Collected data entries:

▶

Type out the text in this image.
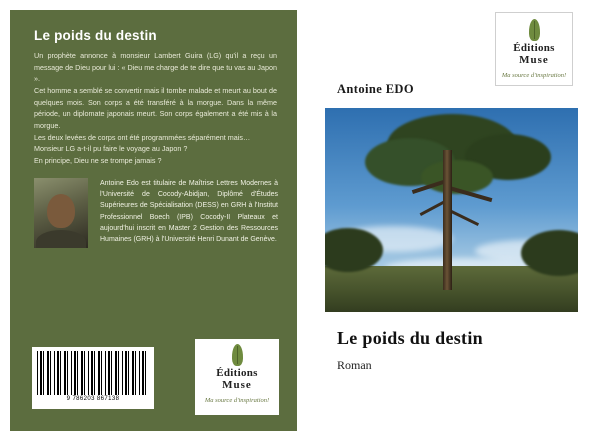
Le poids du destin

Un prophète annonce à monsieur Lambert Guira (LG) qu'il a reçu un message de Dieu pour lui : « Dieu me charge de te dire que tu vas au Japon ».

Cet homme a semblé se convertir mais il tombe malade et meurt au bout de quelques mois. Son corps a été transféré à la morgue. Dans la même période, un diplomate japonais meurt. Son corps également a été mis à la morgue.

Les deux levées de corps ont été programmées séparément mais…

Monsieur LG a-t-il pu faire le voyage au Japon ?

En principe, Dieu ne se trompe jamais ?

Antoine Edo est titulaire de Maîtrise Lettres Modernes à l'Université de Cocody-Abidjan, Diplômé d'Études Supérieures de Spécialisation (DESS) en GRH à l'Institut Professionnel Boech (IPB) Cocody-II Plateaux et aujourd'hui inscrit en Master 2 Gestion des Ressources Humaines (GRH) à l'Université Henri Dunant de Genève.
9 786203 867138
Éditions
Muse
Ma source d'inspiration!
Éditions
Muse
Ma source d'inspiration!
Antoine EDO
Le poids du destin
Roman
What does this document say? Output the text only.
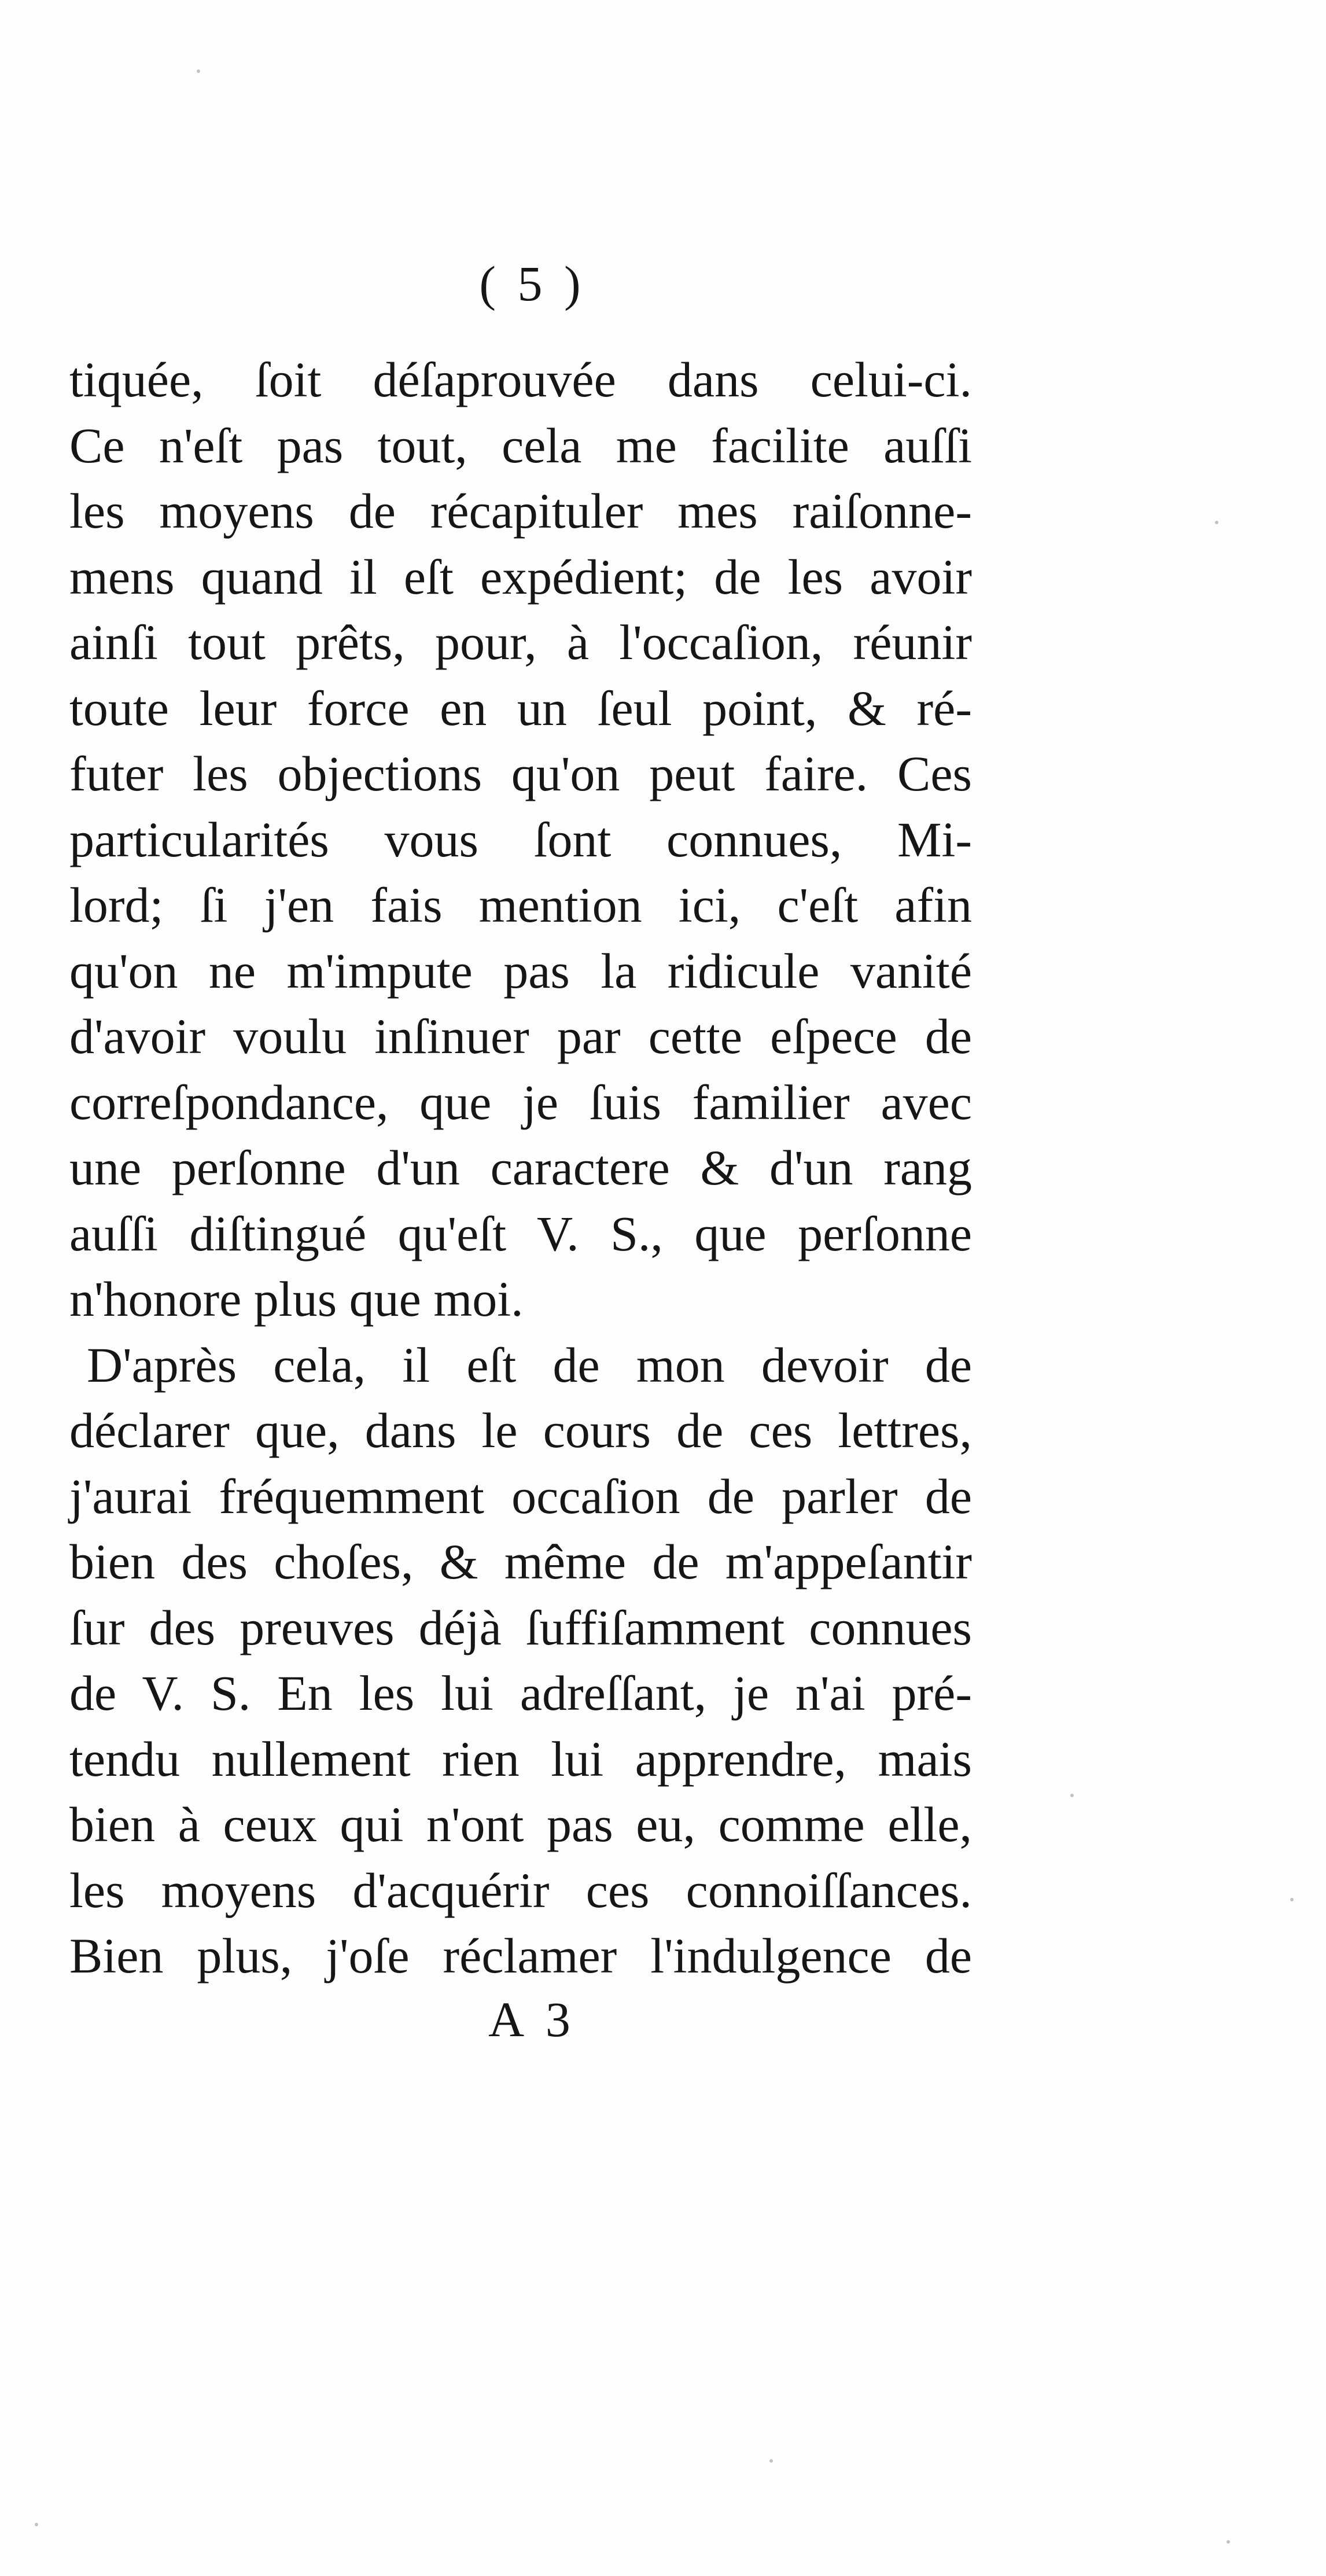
( 5 )
tiquée, ſoit déſaprouvée dans celui-ci.
Ce n'eſt pas tout, cela me facilite auſſi
les moyens de récapituler mes raiſonne-
mens quand il eſt expédient; de les avoir
ainſi tout prêts, pour, à l'occaſion, réunir
toute leur force en un ſeul point, & ré-
futer les objections qu'on peut faire. Ces
particularités vous ſont connues, Mi-
lord; ſi j'en fais mention ici, c'eſt afin
qu'on ne m'impute pas la ridicule vanité
d'avoir voulu inſinuer par cette eſpece de
correſpondance, que je ſuis familier avec
une perſonne d'un caractere & d'un rang
auſſi diſtingué qu'eſt V. S., que perſonne
n'honore plus que moi.
D'après cela, il eſt de mon devoir de
déclarer que, dans le cours de ces lettres,
j'aurai fréquemment occaſion de parler de
bien des choſes, & même de m'appeſantir
ſur des preuves déjà ſuffiſamment connues
de V. S. En les lui adreſſant, je n'ai pré-
tendu nullement rien lui apprendre, mais
bien à ceux qui n'ont pas eu, comme elle,
les moyens d'acquérir ces connoiſſances.
Bien plus, j'oſe réclamer l'indulgence de
A 3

◀

| Given problem |
Copy every entry word for word, but omit the pictures.

| Task output |
Type out the text in this image.
Le poids du destin

Un prophète annonce à monsieur Lambert Guira (LG) qu'il a reçu un message de Dieu pour lui : « Dieu me charge de te dire que tu vas au Japon ».

Cet homme a semblé se convertir mais il tombe malade et meurt au bout de quelques mois. Son corps a été transféré à la morgue. Dans la même période, un diplomate japonais meurt. Son corps également a été mis à la morgue.

Les deux levées de corps ont été programmées séparément mais…

Monsieur LG a-t-il pu faire le voyage au Japon ?

En principe, Dieu ne se trompe jamais ?

Antoine Edo est titulaire de Maîtrise Lettres Modernes à l'Université de Cocody-Abidjan, Diplômé d'Études Supérieures de Spécialisation (DESS) en GRH à l'Institut Professionnel Boech (IPB) Cocody-II Plateaux et aujourd'hui inscrit en Master 2 Gestion des Ressources Humaines (GRH) à l'Université Henri Dunant de Genève.
9 786203 867138
Éditions
Muse
Ma source d'inspiration!
Éditions
Muse
Ma source d'inspiration!
Antoine EDO
Le poids du destin
Roman
What does this document say? Output the text only.
( 5 )
tiquée, ſoit déſaprouvée dans celui-ci.
Ce n'eſt pas tout, cela me facilite auſſi
les moyens de récapituler mes raiſonne-
mens quand il eſt expédient; de les avoir
ainſi tout prêts, pour, à l'occaſion, réunir
toute leur force en un ſeul point, & ré-
futer les objections qu'on peut faire. Ces
particularités vous ſont connues, Mi-
lord; ſi j'en fais mention ici, c'eſt afin
qu'on ne m'impute pas la ridicule vanité
d'avoir voulu inſinuer par cette eſpece de
correſpondance, que je ſuis familier avec
une perſonne d'un caractere & d'un rang
auſſi diſtingué qu'eſt V. S., que perſonne
n'honore plus que moi.
D'après cela, il eſt de mon devoir de
déclarer que, dans le cours de ces lettres,
j'aurai fréquemment occaſion de parler de
bien des choſes, & même de m'appeſantir
ſur des preuves déjà ſuffiſamment connues
de V. S. En les lui adreſſant, je n'ai pré-
tendu nullement rien lui apprendre, mais
bien à ceux qui n'ont pas eu, comme elle,
les moyens d'acquérir ces connoiſſances.
Bien plus, j'oſe réclamer l'indulgence de
A 3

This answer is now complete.